◆ WHAT THIS TASK INVOLVES: The listing must be reproduced in full, exactly as it stands.

## START

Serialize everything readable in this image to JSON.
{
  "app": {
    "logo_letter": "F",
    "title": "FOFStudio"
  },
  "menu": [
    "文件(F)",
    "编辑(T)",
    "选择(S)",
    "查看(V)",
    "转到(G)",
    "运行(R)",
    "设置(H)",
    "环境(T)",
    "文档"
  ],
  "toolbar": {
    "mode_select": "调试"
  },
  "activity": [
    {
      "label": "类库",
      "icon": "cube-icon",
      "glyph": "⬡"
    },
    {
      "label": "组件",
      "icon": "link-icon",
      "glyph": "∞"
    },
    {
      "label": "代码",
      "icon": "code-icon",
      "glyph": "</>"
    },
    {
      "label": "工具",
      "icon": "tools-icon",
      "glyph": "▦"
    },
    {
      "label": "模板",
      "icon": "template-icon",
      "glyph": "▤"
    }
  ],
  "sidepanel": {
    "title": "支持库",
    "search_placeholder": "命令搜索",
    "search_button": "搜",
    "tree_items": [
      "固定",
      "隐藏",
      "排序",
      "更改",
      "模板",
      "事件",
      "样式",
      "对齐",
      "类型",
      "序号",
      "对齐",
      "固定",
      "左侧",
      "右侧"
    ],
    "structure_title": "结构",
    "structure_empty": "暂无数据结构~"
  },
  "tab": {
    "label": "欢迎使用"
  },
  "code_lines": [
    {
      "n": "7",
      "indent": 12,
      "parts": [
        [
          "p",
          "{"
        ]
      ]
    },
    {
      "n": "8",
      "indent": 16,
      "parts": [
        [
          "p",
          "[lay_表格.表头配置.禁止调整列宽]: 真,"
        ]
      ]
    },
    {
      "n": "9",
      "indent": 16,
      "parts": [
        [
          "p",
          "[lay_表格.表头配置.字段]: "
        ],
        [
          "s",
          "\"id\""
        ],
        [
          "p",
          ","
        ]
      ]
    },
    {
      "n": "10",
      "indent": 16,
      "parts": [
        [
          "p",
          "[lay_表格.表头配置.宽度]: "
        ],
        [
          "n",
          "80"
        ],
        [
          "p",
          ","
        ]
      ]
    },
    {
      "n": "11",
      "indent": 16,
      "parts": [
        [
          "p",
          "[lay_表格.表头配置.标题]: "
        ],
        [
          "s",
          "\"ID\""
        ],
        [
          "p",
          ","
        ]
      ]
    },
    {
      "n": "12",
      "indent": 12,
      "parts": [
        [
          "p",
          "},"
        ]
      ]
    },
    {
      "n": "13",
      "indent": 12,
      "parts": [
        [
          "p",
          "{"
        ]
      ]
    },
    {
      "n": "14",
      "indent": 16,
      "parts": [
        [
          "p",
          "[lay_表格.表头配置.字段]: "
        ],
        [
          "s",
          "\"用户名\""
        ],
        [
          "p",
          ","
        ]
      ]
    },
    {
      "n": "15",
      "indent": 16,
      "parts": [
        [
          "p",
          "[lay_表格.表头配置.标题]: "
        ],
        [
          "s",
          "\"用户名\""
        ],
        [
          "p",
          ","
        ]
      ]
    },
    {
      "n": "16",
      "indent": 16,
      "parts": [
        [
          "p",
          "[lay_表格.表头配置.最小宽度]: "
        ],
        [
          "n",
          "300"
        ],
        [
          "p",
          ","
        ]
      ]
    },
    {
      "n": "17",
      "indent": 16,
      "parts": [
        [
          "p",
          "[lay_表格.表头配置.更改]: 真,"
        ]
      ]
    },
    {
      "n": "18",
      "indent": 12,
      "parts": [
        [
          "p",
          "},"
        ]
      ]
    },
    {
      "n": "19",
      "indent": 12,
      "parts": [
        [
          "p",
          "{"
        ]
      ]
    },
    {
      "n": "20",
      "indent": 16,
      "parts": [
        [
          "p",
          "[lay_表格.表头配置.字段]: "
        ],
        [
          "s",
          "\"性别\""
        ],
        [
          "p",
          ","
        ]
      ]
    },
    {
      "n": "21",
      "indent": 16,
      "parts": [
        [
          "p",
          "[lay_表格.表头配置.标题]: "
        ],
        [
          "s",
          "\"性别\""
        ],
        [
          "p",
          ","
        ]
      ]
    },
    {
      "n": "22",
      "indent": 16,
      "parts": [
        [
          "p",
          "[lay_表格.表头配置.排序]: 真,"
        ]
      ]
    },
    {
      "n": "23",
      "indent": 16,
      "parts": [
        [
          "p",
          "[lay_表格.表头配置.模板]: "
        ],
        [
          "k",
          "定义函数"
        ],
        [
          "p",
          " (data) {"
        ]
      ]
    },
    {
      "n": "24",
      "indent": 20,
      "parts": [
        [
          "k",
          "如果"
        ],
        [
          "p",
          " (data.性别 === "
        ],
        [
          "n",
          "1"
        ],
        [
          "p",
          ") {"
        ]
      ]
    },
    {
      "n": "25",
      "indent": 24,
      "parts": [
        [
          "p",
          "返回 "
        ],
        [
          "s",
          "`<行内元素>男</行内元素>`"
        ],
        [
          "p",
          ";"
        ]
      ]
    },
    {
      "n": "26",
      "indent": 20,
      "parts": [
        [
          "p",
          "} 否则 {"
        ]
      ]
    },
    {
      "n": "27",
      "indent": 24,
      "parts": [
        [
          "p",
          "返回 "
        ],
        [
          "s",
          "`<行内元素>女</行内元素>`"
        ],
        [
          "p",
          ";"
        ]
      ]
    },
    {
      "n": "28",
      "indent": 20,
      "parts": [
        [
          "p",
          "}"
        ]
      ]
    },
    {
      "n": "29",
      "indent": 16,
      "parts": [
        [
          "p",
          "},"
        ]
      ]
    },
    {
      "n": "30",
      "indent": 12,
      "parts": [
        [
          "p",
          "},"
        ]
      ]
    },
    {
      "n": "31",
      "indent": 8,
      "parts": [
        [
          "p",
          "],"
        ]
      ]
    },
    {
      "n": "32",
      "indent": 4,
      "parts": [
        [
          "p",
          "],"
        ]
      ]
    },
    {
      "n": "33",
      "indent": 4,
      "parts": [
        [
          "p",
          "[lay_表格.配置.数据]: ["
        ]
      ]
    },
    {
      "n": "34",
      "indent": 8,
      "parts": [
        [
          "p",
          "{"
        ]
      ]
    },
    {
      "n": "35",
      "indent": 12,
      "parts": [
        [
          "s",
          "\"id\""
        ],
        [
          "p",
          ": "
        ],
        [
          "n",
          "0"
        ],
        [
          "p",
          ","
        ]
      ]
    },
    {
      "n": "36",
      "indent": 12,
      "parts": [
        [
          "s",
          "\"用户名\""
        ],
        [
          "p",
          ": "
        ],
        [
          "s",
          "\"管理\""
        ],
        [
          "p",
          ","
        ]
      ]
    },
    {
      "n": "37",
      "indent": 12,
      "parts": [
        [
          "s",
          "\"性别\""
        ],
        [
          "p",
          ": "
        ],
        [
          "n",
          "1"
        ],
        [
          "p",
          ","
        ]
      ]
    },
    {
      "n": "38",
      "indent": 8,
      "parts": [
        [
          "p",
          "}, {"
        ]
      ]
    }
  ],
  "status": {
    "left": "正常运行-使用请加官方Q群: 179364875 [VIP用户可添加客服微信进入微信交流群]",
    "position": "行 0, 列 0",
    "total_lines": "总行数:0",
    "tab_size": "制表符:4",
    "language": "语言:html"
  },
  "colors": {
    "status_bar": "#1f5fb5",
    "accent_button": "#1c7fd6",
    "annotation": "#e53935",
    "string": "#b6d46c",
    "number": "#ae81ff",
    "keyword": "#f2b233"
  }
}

## END

◆ FINAL RESULT:
Serialize everything readable in this image to JSON.
{
  "app": {
    "logo_letter": "F",
    "title": "FOFStudio"
  },
  "menu": [
    "文件(F)",
    "编辑(T)",
    "选择(S)",
    "查看(V)",
    "转到(G)",
    "运行(R)",
    "设置(H)",
    "环境(T)",
    "文档"
  ],
  "toolbar": {
    "mode_select": "调试"
  },
  "activity": [
    {
      "label": "类库",
      "icon": "cube-icon",
      "glyph": "⬡"
    },
    {
      "label": "组件",
      "icon": "link-icon",
      "glyph": "∞"
    },
    {
      "label": "代码",
      "icon": "code-icon",
      "glyph": "</>"
    },
    {
      "label": "工具",
      "icon": "tools-icon",
      "glyph": "▦"
    },
    {
      "label": "模板",
      "icon": "template-icon",
      "glyph": "▤"
    }
  ],
  "sidepanel": {
    "title": "支持库",
    "search_placeholder": "命令搜索",
    "search_button": "搜",
    "tree_items": [
      "固定",
      "隐藏",
      "排序",
      "更改",
      "模板",
      "事件",
      "样式",
      "对齐",
      "类型",
      "序号",
      "对齐",
      "固定",
      "左侧",
      "右侧"
    ],
    "structure_title": "结构",
    "structure_empty": "暂无数据结构~"
  },
  "tab": {
    "label": "欢迎使用"
  },
  "code_lines": [
    {
      "n": "7",
      "indent": 12,
      "parts": [
        [
          "p",
          "{"
        ]
      ]
    },
    {
      "n": "8",
      "indent": 16,
      "parts": [
        [
          "p",
          "[lay_表格.表头配置.禁止调整列宽]: 真,"
        ]
      ]
    },
    {
      "n": "9",
      "indent": 16,
      "parts": [
        [
          "p",
          "[lay_表格.表头配置.字段]: "
        ],
        [
          "s",
          "\"id\""
        ],
        [
          "p",
          ","
        ]
      ]
    },
    {
      "n": "10",
      "indent": 16,
      "parts": [
        [
          "p",
          "[lay_表格.表头配置.宽度]: "
        ],
        [
          "n",
          "80"
        ],
        [
          "p",
          ","
        ]
      ]
    },
    {
      "n": "11",
      "indent": 16,
      "parts": [
        [
          "p",
          "[lay_表格.表头配置.标题]: "
        ],
        [
          "s",
          "\"ID\""
        ],
        [
          "p",
          ","
        ]
      ]
    },
    {
      "n": "12",
      "indent": 12,
      "parts": [
        [
          "p",
          "},"
        ]
      ]
    },
    {
      "n": "13",
      "indent": 12,
      "parts": [
        [
          "p",
          "{"
        ]
      ]
    },
    {
      "n": "14",
      "indent": 16,
      "parts": [
        [
          "p",
          "[lay_表格.表头配置.字段]: "
        ],
        [
          "s",
          "\"用户名\""
        ],
        [
          "p",
          ","
        ]
      ]
    },
    {
      "n": "15",
      "indent": 16,
      "parts": [
        [
          "p",
          "[lay_表格.表头配置.标题]: "
        ],
        [
          "s",
          "\"用户名\""
        ],
        [
          "p",
          ","
        ]
      ]
    },
    {
      "n": "16",
      "indent": 16,
      "parts": [
        [
          "p",
          "[lay_表格.表头配置.最小宽度]: "
        ],
        [
          "n",
          "300"
        ],
        [
          "p",
          ","
        ]
      ]
    },
    {
      "n": "17",
      "indent": 16,
      "parts": [
        [
          "p",
          "[lay_表格.表头配置.更改]: 真,"
        ]
      ]
    },
    {
      "n": "18",
      "indent": 12,
      "parts": [
        [
          "p",
          "},"
        ]
      ]
    },
    {
      "n": "19",
      "indent": 12,
      "parts": [
        [
          "p",
          "{"
        ]
      ]
    },
    {
      "n": "20",
      "indent": 16,
      "parts": [
        [
          "p",
          "[lay_表格.表头配置.字段]: "
        ],
        [
          "s",
          "\"性别\""
        ],
        [
          "p",
          ","
        ]
      ]
    },
    {
      "n": "21",
      "indent": 16,
      "parts": [
        [
          "p",
          "[lay_表格.表头配置.标题]: "
        ],
        [
          "s",
          "\"性别\""
        ],
        [
          "p",
          ","
        ]
      ]
    },
    {
      "n": "22",
      "indent": 16,
      "parts": [
        [
          "p",
          "[lay_表格.表头配置.排序]: 真,"
        ]
      ]
    },
    {
      "n": "23",
      "indent": 16,
      "parts": [
        [
          "p",
          "[lay_表格.表头配置.模板]: "
        ],
        [
          "k",
          "定义函数"
        ],
        [
          "p",
          " (data) {"
        ]
      ]
    },
    {
      "n": "24",
      "indent": 20,
      "parts": [
        [
          "k",
          "如果"
        ],
        [
          "p",
          " (data.性别 === "
        ],
        [
          "n",
          "1"
        ],
        [
          "p",
          ") {"
        ]
      ]
    },
    {
      "n": "25",
      "indent": 24,
      "parts": [
        [
          "p",
          "返回 "
        ],
        [
          "s",
          "`<行内元素>男</行内元素>`"
        ],
        [
          "p",
          ";"
        ]
      ]
    },
    {
      "n": "26",
      "indent": 20,
      "parts": [
        [
          "p",
          "} 否则 {"
        ]
      ]
    },
    {
      "n": "27",
      "indent": 24,
      "parts": [
        [
          "p",
          "返回 "
        ],
        [
          "s",
          "`<行内元素>女</行内元素>`"
        ],
        [
          "p",
          ";"
        ]
      ]
    },
    {
      "n": "28",
      "indent": 20,
      "parts": [
        [
          "p",
          "}"
        ]
      ]
    },
    {
      "n": "29",
      "indent": 16,
      "parts": [
        [
          "p",
          "},"
        ]
      ]
    },
    {
      "n": "30",
      "indent": 12,
      "parts": [
        [
          "p",
          "},"
        ]
      ]
    },
    {
      "n": "31",
      "indent": 8,
      "parts": [
        [
          "p",
          "],"
        ]
      ]
    },
    {
      "n": "32",
      "indent": 4,
      "parts": [
        [
          "p",
          "],"
        ]
      ]
    },
    {
      "n": "33",
      "indent": 4,
      "parts": [
        [
          "p",
          "[lay_表格.配置.数据]: ["
        ]
      ]
    },
    {
      "n": "34",
      "indent": 8,
      "parts": [
        [
          "p",
          "{"
        ]
      ]
    },
    {
      "n": "35",
      "indent": 12,
      "parts": [
        [
          "s",
          "\"id\""
        ],
        [
          "p",
          ": "
        ],
        [
          "n",
          "0"
        ],
        [
          "p",
          ","
        ]
      ]
    },
    {
      "n": "36",
      "indent": 12,
      "parts": [
        [
          "s",
          "\"用户名\""
        ],
        [
          "p",
          ": "
        ],
        [
          "s",
          "\"管理\""
        ],
        [
          "p",
          ","
        ]
      ]
    },
    {
      "n": "37",
      "indent": 12,
      "parts": [
        [
          "s",
          "\"性别\""
        ],
        [
          "p",
          ": "
        ],
        [
          "n",
          "1"
        ],
        [
          "p",
          ","
        ]
      ]
    },
    {
      "n": "38",
      "indent": 8,
      "parts": [
        [
          "p",
          "}, {"
        ]
      ]
    }
  ],
  "status": {
    "left": "正常运行-使用请加官方Q群: 179364875 [VIP用户可添加客服微信进入微信交流群]",
    "position": "行 0, 列 0",
    "total_lines": "总行数:0",
    "tab_size": "制表符:4",
    "language": "语言:html"
  },
  "colors": {
    "status_bar": "#1f5fb5",
    "accent_button": "#1c7fd6",
    "annotation": "#e53935",
    "string": "#b6d46c",
    "number": "#ae81ff",
    "keyword": "#f2b233"
  }
}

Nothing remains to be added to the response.